(Saved entries)
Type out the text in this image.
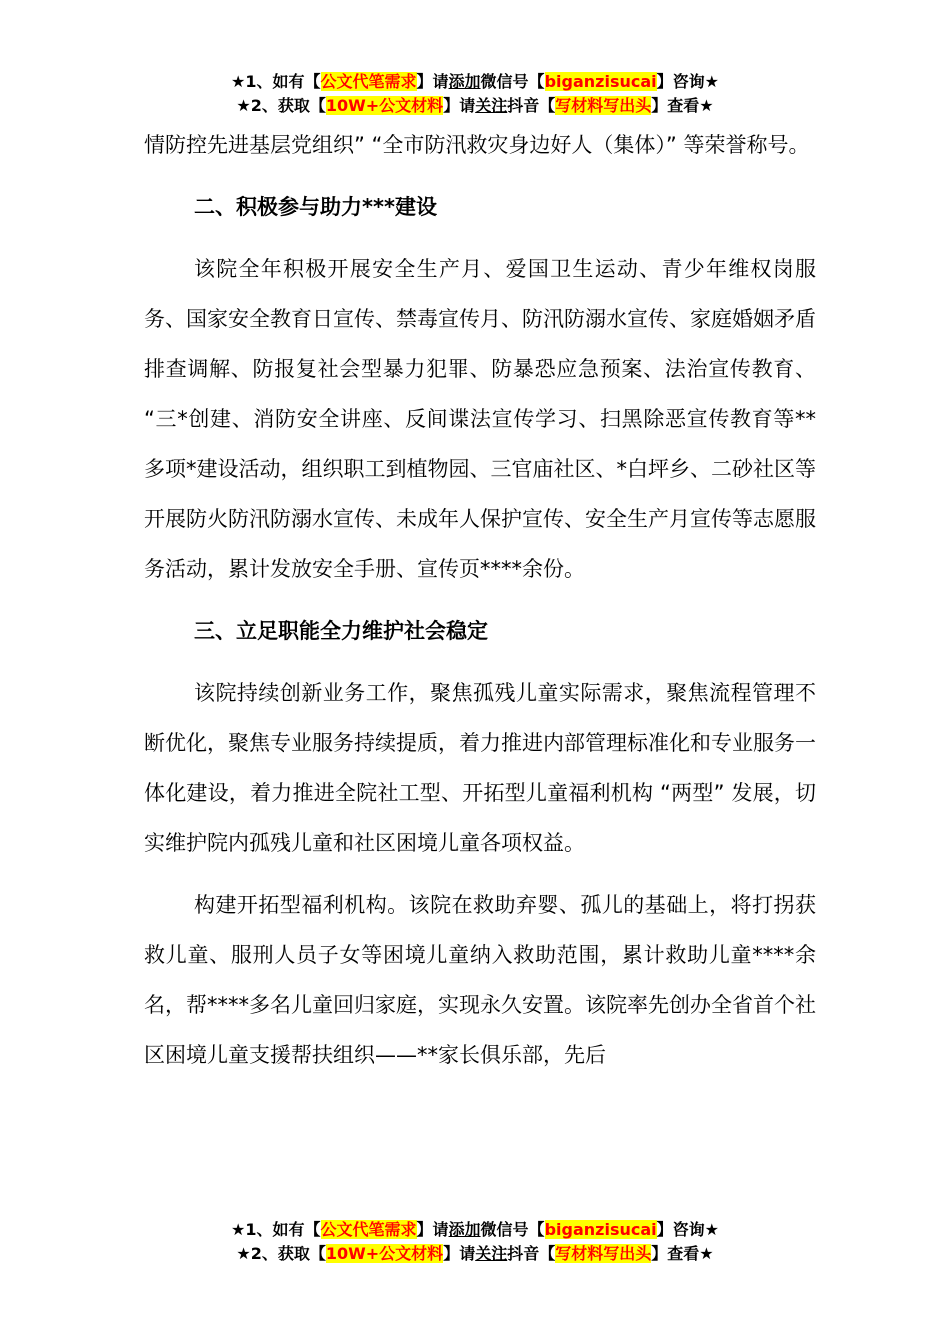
★1、如有【公文代笔需求】请添加微信号【biganzisucai】咨询★
★2、获取【10W+公文材料】请关注抖音【写材料写出头】查看★

情防控先进基层党组织” “全市防汛救灾身边好人（集体）” 等荣誉称号。

二、积极参与助力***建设

该院全年积极开展安全生产月、爱国卫生运动、青少年维权岗服务、国家安全教育日宣传、禁毒宣传月、防汛防溺水宣传、家庭婚姻矛盾排查调解、防报复社会型暴力犯罪、防暴恐应急预案、法治宣传教育、 “三*创建、消防安全讲座、反间谍法宣传学习、扫黑除恶宣传教育等**多项*建设活动，组织职工到植物园、三官庙社区、*白坪乡、二砂社区等开展防火防汛防溺水宣传、未成年人保护宣传、安全生产月宣传等志愿服务活动，累计发放安全手册、宣传页****余份。

三、立足职能全力维护社会稳定

该院持续创新业务工作，聚焦孤残儿童实际需求，聚焦流程管理不断优化，聚焦专业服务持续提质，着力推进内部管理标准化和专业服务一体化建设，着力推进全院社工型、开拓型儿童福利机构 “两型” 发展，切实维护院内孤残儿童和社区困境儿童各项权益。

构建开拓型福利机构。该院在救助弃婴、孤儿的基础上，将打拐获救儿童、服刑人员子女等困境儿童纳入救助范围，累计救助儿童****余名，帮****多名儿童回归家庭，实现永久安置。该院率先创办全省首个社区困境儿童支援帮扶组织——**家长俱乐部，先后

★1、如有【公文代笔需求】请添加微信号【biganzisucai】咨询★
★2、获取【10W+公文材料】请关注抖音【写材料写出头】查看★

--- What you have to do ---
Write the records out once more, exactly as they appear, with no pictures.

--- Written response ---
Type out the text in this image.
★1、如有【公文代笔需求】请添加微信号【biganzisucai】咨询★
★2、获取【10W+公文材料】请关注抖音【写材料写出头】查看★

情防控先进基层党组织” “全市防汛救灾身边好人（集体）” 等荣誉称号。

二、积极参与助力***建设

该院全年积极开展安全生产月、爱国卫生运动、青少年维权岗服务、国家安全教育日宣传、禁毒宣传月、防汛防溺水宣传、家庭婚姻矛盾排查调解、防报复社会型暴力犯罪、防暴恐应急预案、法治宣传教育、 “三*创建、消防安全讲座、反间谍法宣传学习、扫黑除恶宣传教育等**多项*建设活动，组织职工到植物园、三官庙社区、*白坪乡、二砂社区等开展防火防汛防溺水宣传、未成年人保护宣传、安全生产月宣传等志愿服务活动，累计发放安全手册、宣传页****余份。

三、立足职能全力维护社会稳定

该院持续创新业务工作，聚焦孤残儿童实际需求，聚焦流程管理不断优化，聚焦专业服务持续提质，着力推进内部管理标准化和专业服务一体化建设，着力推进全院社工型、开拓型儿童福利机构 “两型” 发展，切实维护院内孤残儿童和社区困境儿童各项权益。

构建开拓型福利机构。该院在救助弃婴、孤儿的基础上，将打拐获救儿童、服刑人员子女等困境儿童纳入救助范围，累计救助儿童****余名，帮****多名儿童回归家庭，实现永久安置。该院率先创办全省首个社区困境儿童支援帮扶组织——**家长俱乐部，先后

★1、如有【公文代笔需求】请添加微信号【biganzisucai】咨询★
★2、获取【10W+公文材料】请关注抖音【写材料写出头】查看★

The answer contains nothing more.